• _Instruction_: Reply with only the number of lines that contain the string "Daugavpils".
╔══
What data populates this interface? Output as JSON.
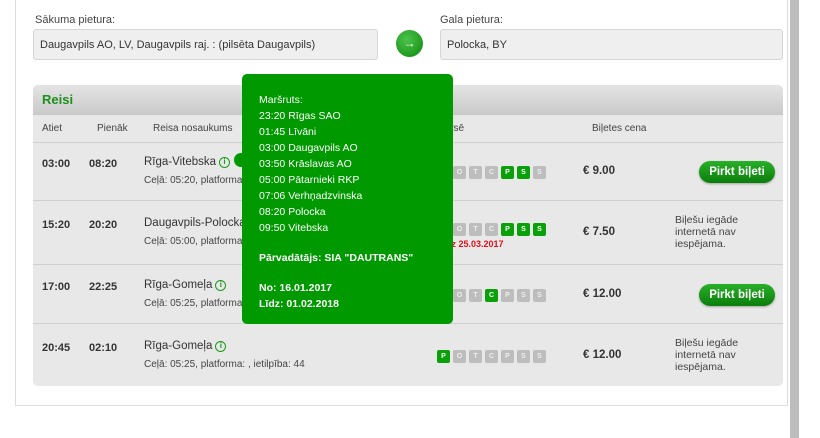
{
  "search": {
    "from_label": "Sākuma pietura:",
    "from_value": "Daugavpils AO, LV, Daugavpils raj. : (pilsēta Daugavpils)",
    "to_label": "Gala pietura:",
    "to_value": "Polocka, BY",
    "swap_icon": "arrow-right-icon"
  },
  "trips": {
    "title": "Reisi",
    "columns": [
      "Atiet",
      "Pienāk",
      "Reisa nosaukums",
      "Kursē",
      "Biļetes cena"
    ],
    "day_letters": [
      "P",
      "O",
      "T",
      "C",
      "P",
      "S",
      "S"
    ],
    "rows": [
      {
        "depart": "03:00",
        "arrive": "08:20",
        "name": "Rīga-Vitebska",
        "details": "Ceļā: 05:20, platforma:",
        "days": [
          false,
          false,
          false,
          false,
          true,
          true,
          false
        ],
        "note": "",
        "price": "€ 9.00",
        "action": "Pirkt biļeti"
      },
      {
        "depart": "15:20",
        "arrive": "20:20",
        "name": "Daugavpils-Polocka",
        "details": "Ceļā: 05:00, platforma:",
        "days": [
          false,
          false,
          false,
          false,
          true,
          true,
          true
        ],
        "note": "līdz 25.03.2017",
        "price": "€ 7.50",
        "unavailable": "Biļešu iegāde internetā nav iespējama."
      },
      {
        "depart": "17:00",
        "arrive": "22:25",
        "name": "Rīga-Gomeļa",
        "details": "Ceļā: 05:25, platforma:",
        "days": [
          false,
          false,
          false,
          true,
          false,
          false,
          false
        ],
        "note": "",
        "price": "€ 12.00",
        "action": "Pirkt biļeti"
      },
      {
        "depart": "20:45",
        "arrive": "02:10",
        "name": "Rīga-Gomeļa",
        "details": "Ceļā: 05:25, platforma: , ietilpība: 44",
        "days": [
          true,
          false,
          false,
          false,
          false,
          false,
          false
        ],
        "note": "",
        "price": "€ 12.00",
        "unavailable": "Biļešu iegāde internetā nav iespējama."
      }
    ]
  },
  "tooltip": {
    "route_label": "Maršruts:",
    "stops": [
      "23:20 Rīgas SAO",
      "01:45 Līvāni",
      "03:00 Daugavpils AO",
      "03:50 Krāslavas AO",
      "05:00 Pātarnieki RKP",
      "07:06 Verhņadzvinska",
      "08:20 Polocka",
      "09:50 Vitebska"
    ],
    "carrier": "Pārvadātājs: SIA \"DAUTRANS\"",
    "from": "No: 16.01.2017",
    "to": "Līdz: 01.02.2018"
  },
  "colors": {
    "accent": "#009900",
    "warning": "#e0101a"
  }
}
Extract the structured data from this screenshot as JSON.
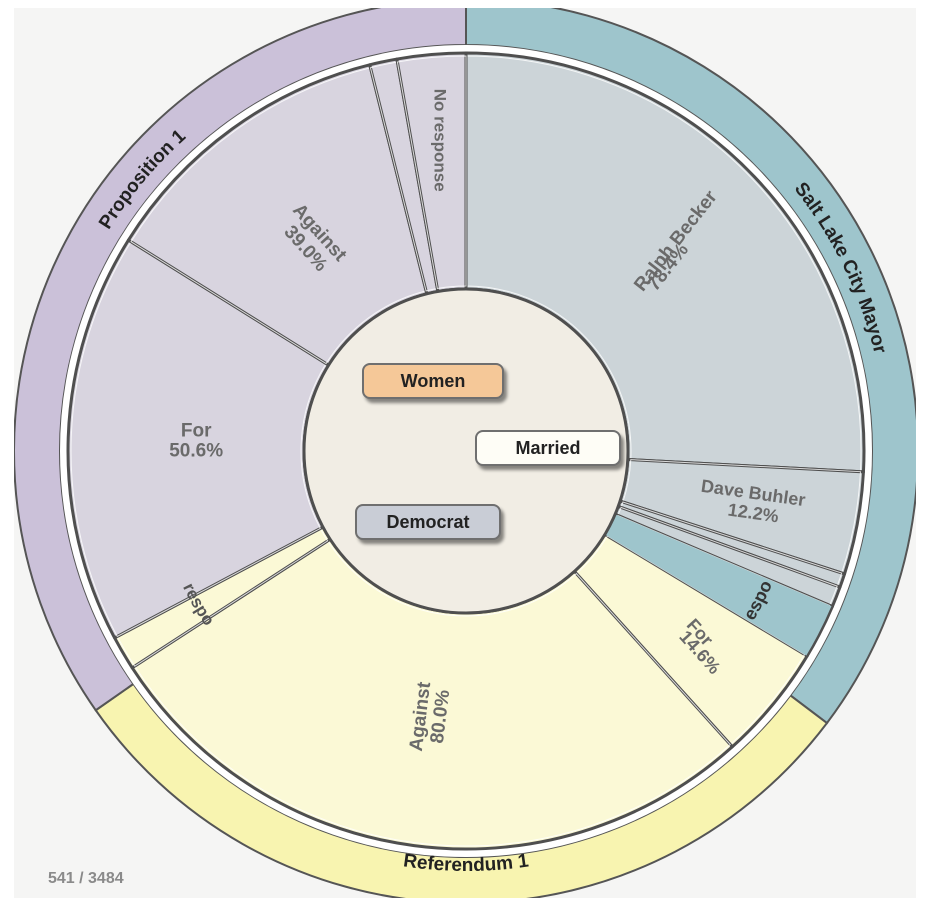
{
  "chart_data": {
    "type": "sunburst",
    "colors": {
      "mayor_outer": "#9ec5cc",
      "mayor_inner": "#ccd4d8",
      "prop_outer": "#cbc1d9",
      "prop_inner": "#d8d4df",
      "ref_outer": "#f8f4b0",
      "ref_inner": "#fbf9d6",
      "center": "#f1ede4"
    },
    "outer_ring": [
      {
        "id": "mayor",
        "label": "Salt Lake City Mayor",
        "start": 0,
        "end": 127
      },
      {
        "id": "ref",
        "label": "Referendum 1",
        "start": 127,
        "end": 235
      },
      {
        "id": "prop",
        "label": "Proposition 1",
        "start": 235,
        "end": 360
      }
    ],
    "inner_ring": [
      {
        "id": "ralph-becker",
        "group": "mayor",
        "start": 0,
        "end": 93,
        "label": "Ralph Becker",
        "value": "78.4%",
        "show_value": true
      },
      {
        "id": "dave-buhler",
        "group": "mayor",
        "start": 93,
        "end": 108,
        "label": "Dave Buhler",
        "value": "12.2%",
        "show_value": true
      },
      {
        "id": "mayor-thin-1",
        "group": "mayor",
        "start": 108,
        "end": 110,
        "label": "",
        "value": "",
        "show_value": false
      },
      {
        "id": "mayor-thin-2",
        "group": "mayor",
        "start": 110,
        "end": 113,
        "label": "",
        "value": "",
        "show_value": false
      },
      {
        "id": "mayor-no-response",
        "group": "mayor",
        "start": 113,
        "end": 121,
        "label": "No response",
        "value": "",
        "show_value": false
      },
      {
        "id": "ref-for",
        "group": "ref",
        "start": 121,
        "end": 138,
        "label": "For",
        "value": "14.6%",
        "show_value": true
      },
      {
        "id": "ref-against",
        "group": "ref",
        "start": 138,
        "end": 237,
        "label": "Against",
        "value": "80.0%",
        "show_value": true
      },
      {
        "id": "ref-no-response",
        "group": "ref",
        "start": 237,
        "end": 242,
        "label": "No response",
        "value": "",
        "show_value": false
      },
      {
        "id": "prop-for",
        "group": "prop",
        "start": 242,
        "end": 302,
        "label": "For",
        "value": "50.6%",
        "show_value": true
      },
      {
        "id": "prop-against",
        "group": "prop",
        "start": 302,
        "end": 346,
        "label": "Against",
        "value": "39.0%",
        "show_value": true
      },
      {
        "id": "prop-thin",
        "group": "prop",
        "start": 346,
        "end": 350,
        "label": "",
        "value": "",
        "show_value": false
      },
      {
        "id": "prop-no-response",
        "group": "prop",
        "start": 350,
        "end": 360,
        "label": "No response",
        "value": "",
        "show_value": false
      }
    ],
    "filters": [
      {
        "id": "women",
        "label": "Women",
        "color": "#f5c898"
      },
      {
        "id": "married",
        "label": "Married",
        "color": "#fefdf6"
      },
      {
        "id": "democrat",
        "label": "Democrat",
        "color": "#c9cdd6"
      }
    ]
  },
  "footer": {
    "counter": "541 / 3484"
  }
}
╚══
╔══
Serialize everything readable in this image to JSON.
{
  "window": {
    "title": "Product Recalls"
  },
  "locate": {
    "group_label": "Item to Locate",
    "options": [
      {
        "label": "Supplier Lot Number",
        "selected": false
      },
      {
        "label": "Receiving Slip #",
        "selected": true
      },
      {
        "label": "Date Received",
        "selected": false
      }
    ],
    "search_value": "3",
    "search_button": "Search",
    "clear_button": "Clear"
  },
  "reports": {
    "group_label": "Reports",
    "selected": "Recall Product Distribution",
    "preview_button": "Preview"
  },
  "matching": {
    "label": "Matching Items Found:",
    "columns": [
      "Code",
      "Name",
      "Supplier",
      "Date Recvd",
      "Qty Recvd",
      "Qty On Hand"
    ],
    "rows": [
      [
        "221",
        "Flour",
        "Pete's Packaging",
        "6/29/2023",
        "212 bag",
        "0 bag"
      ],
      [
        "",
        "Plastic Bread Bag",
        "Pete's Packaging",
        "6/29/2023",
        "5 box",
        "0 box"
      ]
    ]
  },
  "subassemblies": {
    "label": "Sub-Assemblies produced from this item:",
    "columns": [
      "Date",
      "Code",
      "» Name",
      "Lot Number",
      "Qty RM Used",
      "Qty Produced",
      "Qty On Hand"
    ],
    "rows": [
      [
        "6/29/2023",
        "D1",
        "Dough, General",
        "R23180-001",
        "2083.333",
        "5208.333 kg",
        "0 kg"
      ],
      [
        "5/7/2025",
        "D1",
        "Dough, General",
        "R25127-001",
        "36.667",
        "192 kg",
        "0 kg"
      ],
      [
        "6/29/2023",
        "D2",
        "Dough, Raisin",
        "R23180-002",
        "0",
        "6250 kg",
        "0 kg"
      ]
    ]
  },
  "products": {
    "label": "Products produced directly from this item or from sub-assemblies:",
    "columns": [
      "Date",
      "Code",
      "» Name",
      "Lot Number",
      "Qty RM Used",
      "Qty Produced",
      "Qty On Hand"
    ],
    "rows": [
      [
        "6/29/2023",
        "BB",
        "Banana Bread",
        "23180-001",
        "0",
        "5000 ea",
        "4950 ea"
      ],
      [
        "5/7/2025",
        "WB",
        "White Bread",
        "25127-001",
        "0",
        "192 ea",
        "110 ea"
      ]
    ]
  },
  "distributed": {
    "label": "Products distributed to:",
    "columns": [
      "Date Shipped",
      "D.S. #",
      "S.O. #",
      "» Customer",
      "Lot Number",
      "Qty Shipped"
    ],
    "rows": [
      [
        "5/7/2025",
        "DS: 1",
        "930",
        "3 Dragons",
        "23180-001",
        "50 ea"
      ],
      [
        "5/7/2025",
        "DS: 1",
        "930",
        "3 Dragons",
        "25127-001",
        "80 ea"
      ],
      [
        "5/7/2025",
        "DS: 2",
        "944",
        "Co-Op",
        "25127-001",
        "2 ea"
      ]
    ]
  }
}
╚══
• _Result below_: 3